** Begin MATERIAL PROVIDED **

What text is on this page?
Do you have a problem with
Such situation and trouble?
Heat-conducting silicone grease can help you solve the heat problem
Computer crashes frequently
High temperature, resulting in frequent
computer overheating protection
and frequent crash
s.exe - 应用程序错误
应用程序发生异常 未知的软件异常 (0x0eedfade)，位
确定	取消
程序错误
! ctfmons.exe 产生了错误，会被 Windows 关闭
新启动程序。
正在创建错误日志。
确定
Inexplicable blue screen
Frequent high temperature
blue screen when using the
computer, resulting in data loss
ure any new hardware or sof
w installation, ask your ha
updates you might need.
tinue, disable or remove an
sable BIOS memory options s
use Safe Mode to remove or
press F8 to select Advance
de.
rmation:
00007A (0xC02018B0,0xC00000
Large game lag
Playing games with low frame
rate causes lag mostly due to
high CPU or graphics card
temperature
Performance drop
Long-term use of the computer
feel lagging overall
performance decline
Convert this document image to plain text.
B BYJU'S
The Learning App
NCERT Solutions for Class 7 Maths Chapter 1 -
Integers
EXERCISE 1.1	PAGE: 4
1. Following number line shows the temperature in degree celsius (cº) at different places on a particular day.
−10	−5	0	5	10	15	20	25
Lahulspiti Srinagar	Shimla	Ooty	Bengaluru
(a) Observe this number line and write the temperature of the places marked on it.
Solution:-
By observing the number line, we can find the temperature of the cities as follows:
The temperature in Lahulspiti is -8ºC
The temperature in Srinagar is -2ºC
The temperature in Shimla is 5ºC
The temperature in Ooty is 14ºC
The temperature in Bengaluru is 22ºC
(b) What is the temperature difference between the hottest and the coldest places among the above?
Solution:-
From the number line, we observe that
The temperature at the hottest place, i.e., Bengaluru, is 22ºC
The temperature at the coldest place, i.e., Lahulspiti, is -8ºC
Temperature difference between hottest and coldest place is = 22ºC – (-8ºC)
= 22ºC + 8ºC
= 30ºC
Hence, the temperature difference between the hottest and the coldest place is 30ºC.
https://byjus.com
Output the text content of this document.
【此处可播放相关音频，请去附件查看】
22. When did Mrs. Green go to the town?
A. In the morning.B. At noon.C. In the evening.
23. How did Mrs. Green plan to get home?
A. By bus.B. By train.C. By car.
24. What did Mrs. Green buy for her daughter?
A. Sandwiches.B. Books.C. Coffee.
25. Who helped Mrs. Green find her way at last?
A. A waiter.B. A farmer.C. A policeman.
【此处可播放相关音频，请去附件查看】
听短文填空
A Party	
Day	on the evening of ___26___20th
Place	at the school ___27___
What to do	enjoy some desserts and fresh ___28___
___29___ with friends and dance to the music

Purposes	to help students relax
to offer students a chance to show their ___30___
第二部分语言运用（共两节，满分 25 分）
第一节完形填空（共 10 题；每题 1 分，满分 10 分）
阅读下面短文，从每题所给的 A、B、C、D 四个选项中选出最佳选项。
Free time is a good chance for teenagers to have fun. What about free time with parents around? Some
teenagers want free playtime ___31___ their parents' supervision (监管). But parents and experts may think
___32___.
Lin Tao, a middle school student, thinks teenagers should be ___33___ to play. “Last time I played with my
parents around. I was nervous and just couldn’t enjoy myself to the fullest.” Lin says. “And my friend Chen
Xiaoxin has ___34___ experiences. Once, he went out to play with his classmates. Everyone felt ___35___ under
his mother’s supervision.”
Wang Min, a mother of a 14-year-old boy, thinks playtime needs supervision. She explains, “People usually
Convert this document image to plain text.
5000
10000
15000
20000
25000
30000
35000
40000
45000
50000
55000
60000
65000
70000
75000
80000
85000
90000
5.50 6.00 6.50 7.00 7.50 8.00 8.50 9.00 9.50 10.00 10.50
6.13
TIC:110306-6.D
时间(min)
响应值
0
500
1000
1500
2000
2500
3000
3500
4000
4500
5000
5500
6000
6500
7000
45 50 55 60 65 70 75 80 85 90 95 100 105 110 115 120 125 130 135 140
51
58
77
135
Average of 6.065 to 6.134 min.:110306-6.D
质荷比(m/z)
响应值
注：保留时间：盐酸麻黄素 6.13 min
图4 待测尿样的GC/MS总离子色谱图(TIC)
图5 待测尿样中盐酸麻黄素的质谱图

** End MATERIAL PROVIDED **

### WHAT IS BEING ASKED
Make an exact copy of every entry.

### THE REPLY
What text is on this page?
Do you have a problem with
Such situation and trouble?
Heat-conducting silicone grease can help you solve the heat problem
Computer crashes frequently
High temperature, resulting in frequent
computer overheating protection
and frequent crash
s.exe - 应用程序错误
应用程序发生异常 未知的软件异常 (0x0eedfade)，位
确定	取消
程序错误
! ctfmons.exe 产生了错误，会被 Windows 关闭
新启动程序。
正在创建错误日志。
确定
Inexplicable blue screen
Frequent high temperature
blue screen when using the
computer, resulting in data loss
ure any new hardware or sof
w installation, ask your ha
updates you might need.
tinue, disable or remove an
sable BIOS memory options s
use Safe Mode to remove or
press F8 to select Advance
de.
rmation:
00007A (0xC02018B0,0xC00000
Large game lag
Playing games with low frame
rate causes lag mostly due to
high CPU or graphics card
temperature
Performance drop
Long-term use of the computer
feel lagging overall
performance decline
Convert this document image to plain text.
B BYJU'S
The Learning App
NCERT Solutions for Class 7 Maths Chapter 1 -
Integers
EXERCISE 1.1	PAGE: 4
1. Following number line shows the temperature in degree celsius (cº) at different places on a particular day.
−10	−5	0	5	10	15	20	25
Lahulspiti Srinagar	Shimla	Ooty	Bengaluru
(a) Observe this number line and write the temperature of the places marked on it.
Solution:-
By observing the number line, we can find the temperature of the cities as follows:
The temperature in Lahulspiti is -8ºC
The temperature in Srinagar is -2ºC
The temperature in Shimla is 5ºC
The temperature in Ooty is 14ºC
The temperature in Bengaluru is 22ºC
(b) What is the temperature difference between the hottest and the coldest places among the above?
Solution:-
From the number line, we observe that
The temperature at the hottest place, i.e., Bengaluru, is 22ºC
The temperature at the coldest place, i.e., Lahulspiti, is -8ºC
Temperature difference between hottest and coldest place is = 22ºC – (-8ºC)
= 22ºC + 8ºC
= 30ºC
Hence, the temperature difference between the hottest and the coldest place is 30ºC.
https://byjus.com
Output the text content of this document.
【此处可播放相关音频，请去附件查看】
22. When did Mrs. Green go to the town?
A. In the morning.B. At noon.C. In the evening.
23. How did Mrs. Green plan to get home?
A. By bus.B. By train.C. By car.
24. What did Mrs. Green buy for her daughter?
A. Sandwiches.B. Books.C. Coffee.
25. Who helped Mrs. Green find her way at last?
A. A waiter.B. A farmer.C. A policeman.
【此处可播放相关音频，请去附件查看】
听短文填空
A Party	
Day	on the evening of ___26___20th
Place	at the school ___27___
What to do	enjoy some desserts and fresh ___28___
___29___ with friends and dance to the music

Purposes	to help students relax
to offer students a chance to show their ___30___
第二部分语言运用（共两节，满分 25 分）
第一节完形填空（共 10 题；每题 1 分，满分 10 分）
阅读下面短文，从每题所给的 A、B、C、D 四个选项中选出最佳选项。
Free time is a good chance for teenagers to have fun. What about free time with parents around? Some
teenagers want free playtime ___31___ their parents' supervision (监管). But parents and experts may think
___32___.
Lin Tao, a middle school student, thinks teenagers should be ___33___ to play. “Last time I played with my
parents around. I was nervous and just couldn’t enjoy myself to the fullest.” Lin says. “And my friend Chen
Xiaoxin has ___34___ experiences. Once, he went out to play with his classmates. Everyone felt ___35___ under
his mother’s supervision.”
Wang Min, a mother of a 14-year-old boy, thinks playtime needs supervision. She explains, “People usually
Convert this document image to plain text.
5000
10000
15000
20000
25000
30000
35000
40000
45000
50000
55000
60000
65000
70000
75000
80000
85000
90000
5.50 6.00 6.50 7.00 7.50 8.00 8.50 9.00 9.50 10.00 10.50
6.13
TIC:110306-6.D
时间(min)
响应值
0
500
1000
1500
2000
2500
3000
3500
4000
4500
5000
5500
6000
6500
7000
45 50 55 60 65 70 75 80 85 90 95 100 105 110 115 120 125 130 135 140
51
58
77
135
Average of 6.065 to 6.134 min.:110306-6.D
质荷比(m/z)
响应值
注：保留时间：盐酸麻黄素 6.13 min
图4 待测尿样的GC/MS总离子色谱图(TIC)
图5 待测尿样中盐酸麻黄素的质谱图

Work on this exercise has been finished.